* **Given exercise**
Copy every line that holds "Control".

* **Supplied records**
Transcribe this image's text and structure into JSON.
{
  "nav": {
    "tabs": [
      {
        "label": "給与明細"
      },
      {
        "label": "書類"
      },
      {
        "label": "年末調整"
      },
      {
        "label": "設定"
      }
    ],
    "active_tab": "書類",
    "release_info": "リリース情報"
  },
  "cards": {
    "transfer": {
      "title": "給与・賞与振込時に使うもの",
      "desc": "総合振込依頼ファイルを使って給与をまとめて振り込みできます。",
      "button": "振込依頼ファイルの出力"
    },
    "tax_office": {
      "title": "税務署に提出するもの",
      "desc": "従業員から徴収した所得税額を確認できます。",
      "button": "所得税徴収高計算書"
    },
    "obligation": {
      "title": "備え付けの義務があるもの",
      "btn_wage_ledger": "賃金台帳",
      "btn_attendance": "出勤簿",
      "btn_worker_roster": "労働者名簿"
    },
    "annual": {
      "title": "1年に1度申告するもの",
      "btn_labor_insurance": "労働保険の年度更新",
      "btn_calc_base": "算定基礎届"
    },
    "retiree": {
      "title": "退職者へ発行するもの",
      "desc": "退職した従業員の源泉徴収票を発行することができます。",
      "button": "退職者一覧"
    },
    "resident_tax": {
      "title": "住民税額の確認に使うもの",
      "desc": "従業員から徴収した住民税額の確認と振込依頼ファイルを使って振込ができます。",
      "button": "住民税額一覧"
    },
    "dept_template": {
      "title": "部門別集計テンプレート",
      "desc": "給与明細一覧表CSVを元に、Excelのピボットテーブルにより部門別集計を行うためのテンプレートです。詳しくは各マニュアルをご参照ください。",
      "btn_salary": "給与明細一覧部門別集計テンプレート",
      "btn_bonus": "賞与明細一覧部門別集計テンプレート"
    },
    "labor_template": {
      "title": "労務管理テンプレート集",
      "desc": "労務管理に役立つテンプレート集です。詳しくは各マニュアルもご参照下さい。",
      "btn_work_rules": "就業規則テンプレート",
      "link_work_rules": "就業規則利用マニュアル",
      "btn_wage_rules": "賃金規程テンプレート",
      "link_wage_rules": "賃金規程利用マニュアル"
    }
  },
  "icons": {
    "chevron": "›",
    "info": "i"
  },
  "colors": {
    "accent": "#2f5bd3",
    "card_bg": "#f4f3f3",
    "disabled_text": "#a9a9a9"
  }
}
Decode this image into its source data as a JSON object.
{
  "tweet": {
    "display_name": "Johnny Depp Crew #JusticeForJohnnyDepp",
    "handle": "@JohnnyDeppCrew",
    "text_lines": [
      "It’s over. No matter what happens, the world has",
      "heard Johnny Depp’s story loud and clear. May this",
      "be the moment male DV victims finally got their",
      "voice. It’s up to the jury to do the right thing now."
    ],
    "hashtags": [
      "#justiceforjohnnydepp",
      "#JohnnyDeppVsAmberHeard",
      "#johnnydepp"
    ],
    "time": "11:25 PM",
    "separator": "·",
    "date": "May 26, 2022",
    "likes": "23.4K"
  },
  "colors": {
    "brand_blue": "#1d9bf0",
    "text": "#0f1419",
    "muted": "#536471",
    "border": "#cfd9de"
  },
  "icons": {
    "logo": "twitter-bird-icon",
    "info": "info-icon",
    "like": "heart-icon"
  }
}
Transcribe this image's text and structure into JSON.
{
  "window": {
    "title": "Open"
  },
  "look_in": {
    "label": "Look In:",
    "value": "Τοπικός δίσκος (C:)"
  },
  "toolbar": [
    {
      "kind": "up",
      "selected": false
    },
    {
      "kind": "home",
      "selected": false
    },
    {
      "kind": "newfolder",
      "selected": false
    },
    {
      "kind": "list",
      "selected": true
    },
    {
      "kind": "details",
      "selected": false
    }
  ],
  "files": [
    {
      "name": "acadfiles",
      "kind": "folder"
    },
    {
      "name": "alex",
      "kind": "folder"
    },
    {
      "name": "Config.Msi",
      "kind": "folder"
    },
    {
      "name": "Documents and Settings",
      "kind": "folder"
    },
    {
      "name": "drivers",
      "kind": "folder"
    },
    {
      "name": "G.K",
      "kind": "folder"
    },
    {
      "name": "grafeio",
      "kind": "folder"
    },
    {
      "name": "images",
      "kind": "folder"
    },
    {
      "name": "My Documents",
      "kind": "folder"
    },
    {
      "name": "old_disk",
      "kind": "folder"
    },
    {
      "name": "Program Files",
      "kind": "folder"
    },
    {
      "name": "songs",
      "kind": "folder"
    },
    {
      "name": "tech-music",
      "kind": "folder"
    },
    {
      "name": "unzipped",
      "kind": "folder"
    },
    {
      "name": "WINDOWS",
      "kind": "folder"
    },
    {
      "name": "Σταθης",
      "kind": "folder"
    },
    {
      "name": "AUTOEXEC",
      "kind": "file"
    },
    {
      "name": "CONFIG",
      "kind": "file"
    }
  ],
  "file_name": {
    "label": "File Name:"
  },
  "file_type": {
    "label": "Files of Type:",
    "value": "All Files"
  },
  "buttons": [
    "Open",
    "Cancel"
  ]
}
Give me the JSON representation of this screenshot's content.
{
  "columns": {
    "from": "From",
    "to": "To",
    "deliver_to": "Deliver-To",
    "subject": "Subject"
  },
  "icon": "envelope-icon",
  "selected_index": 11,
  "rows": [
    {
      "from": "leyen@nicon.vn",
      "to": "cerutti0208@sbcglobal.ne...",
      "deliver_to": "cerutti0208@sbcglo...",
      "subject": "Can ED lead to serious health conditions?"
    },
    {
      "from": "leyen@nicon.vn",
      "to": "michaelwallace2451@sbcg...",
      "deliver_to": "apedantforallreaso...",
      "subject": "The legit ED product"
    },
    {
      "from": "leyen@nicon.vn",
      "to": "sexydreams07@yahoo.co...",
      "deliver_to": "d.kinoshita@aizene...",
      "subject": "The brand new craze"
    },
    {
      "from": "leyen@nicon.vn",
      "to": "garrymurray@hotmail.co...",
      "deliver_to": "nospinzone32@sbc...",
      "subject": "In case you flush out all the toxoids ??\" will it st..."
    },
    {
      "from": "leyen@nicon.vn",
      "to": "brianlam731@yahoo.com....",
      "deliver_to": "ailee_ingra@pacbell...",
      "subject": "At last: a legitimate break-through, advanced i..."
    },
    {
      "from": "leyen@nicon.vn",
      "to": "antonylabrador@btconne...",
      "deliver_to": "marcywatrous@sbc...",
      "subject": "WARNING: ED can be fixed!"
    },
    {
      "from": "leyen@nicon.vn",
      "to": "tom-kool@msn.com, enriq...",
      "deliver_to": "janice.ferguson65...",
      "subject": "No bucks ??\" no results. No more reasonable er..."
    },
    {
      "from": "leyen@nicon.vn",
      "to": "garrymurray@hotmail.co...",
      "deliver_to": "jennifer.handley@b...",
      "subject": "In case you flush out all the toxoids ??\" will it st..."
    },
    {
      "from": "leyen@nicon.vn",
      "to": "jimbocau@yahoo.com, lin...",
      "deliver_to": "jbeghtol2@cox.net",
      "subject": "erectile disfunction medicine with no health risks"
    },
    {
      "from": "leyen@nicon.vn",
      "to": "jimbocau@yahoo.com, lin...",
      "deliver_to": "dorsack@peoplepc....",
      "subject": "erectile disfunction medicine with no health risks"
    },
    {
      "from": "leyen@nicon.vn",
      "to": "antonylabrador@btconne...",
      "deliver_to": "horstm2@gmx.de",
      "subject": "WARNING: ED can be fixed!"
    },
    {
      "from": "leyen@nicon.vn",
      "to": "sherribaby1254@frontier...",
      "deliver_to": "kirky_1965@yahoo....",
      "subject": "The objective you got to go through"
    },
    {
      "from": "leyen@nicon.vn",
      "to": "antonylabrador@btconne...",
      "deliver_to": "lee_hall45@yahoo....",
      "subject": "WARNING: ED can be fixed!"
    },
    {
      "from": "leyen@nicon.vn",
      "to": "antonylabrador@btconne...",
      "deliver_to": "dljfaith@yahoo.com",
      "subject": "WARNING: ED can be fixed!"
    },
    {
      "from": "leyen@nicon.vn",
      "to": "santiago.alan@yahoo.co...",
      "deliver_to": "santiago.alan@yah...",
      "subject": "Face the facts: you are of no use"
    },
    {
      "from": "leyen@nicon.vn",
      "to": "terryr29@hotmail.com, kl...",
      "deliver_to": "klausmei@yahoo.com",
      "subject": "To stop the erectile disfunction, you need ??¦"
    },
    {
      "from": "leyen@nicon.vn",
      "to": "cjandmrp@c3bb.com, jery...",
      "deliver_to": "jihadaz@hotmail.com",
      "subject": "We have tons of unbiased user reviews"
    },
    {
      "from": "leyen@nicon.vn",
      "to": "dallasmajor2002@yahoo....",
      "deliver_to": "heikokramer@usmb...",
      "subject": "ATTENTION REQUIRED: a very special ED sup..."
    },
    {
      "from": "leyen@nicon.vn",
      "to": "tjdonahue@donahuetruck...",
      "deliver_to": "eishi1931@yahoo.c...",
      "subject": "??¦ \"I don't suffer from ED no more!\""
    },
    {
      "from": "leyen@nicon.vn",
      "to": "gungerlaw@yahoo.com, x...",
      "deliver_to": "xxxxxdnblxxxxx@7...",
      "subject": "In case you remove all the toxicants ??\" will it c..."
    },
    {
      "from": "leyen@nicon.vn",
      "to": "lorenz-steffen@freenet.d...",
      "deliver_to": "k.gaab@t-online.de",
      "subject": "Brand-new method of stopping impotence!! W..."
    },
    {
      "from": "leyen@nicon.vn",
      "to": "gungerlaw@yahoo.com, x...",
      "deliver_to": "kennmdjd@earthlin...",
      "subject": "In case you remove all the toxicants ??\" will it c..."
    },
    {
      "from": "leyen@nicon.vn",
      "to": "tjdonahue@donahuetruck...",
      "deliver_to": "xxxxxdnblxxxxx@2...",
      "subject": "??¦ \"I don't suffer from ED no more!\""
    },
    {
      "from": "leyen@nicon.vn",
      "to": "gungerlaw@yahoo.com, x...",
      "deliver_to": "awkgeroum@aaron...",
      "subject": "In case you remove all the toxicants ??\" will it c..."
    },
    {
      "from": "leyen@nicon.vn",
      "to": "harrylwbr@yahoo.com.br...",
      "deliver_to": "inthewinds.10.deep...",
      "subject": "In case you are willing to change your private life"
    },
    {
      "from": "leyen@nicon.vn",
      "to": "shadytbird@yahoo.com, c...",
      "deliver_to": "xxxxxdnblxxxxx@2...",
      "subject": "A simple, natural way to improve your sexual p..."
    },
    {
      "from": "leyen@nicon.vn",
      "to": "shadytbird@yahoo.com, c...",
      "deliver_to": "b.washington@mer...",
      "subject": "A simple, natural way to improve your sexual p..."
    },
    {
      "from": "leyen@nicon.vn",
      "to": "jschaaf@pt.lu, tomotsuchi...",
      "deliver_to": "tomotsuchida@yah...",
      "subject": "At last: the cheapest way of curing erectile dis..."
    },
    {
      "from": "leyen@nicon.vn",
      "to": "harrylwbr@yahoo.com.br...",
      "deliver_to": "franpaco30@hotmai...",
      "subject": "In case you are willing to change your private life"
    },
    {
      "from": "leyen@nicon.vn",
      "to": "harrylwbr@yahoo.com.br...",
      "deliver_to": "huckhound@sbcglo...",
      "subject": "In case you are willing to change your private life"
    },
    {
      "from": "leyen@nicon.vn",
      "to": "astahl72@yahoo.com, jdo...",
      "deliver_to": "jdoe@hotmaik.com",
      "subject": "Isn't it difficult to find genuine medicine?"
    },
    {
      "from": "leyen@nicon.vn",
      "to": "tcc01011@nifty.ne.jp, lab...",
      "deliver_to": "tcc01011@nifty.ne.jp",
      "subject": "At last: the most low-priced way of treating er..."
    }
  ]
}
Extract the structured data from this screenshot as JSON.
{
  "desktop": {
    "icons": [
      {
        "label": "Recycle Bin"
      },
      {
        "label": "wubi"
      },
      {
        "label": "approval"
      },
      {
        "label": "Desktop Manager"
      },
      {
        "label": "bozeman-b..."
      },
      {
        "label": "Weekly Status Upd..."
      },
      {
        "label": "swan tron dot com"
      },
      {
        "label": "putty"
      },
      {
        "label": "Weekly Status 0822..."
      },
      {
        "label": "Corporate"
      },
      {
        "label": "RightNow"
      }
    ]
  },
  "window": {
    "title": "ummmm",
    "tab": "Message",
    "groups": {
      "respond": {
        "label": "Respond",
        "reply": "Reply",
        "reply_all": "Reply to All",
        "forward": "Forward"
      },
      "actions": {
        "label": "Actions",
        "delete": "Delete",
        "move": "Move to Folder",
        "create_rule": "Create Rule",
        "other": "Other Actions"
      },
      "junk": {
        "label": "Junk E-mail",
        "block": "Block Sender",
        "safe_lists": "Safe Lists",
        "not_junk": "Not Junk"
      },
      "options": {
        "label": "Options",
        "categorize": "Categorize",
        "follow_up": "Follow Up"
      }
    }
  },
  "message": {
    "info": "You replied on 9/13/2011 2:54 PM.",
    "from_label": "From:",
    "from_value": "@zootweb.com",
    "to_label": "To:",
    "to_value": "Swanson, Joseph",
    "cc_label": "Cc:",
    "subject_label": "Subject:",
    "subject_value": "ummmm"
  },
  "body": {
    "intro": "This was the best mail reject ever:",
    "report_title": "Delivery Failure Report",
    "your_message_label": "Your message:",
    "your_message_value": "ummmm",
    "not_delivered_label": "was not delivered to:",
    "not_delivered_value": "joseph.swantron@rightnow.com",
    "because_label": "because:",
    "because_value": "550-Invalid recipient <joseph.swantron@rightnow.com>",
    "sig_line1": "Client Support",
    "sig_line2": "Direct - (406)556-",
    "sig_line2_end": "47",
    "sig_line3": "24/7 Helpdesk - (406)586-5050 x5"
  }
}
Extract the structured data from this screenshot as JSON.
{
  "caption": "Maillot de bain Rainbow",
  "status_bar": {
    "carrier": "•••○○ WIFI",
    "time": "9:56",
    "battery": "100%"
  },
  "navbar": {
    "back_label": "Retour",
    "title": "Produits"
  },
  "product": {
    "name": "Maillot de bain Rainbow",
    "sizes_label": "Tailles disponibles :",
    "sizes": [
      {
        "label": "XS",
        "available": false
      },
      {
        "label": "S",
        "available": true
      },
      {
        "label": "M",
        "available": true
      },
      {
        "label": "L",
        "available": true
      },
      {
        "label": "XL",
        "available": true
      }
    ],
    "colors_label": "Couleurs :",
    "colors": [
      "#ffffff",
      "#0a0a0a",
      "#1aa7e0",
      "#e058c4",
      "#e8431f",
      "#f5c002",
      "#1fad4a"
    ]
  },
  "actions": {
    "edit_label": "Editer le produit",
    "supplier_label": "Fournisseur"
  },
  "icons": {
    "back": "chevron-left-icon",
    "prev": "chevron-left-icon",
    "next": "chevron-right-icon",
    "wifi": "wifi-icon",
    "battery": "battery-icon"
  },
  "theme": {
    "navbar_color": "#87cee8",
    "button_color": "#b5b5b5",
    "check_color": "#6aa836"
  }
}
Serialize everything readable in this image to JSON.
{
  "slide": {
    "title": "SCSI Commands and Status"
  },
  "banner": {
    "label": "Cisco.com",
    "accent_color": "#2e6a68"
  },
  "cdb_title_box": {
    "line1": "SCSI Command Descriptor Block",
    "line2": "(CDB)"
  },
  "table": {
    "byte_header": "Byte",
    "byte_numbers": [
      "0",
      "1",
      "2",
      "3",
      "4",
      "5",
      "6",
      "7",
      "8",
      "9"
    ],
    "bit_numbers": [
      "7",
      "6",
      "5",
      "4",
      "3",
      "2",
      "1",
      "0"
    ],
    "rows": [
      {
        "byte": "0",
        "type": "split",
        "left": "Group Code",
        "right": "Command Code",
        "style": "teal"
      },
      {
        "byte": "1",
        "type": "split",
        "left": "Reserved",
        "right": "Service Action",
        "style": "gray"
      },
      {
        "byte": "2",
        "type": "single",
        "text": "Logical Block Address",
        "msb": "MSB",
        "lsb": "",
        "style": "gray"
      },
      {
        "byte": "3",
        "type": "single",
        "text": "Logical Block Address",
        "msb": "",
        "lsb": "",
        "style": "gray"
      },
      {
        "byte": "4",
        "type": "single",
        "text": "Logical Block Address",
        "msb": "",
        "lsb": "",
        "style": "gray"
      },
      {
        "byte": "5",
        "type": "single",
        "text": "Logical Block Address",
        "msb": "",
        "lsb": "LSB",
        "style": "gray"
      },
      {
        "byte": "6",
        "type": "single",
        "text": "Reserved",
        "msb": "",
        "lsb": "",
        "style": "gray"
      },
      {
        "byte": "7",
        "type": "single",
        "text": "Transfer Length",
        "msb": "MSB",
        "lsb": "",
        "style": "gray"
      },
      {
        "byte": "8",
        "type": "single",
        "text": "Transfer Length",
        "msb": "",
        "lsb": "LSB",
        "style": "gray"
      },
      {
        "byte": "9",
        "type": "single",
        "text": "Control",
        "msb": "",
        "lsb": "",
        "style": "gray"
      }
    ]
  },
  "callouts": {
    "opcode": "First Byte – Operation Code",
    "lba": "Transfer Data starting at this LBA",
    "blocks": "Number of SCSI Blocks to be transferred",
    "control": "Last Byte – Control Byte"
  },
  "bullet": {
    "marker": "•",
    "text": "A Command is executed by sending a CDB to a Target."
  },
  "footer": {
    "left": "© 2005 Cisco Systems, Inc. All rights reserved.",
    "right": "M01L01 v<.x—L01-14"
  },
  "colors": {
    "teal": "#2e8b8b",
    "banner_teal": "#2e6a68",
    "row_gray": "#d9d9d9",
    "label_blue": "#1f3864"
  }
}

* **Full response**
        "text": "Control",
    "control": "Last Byte – Control Byte"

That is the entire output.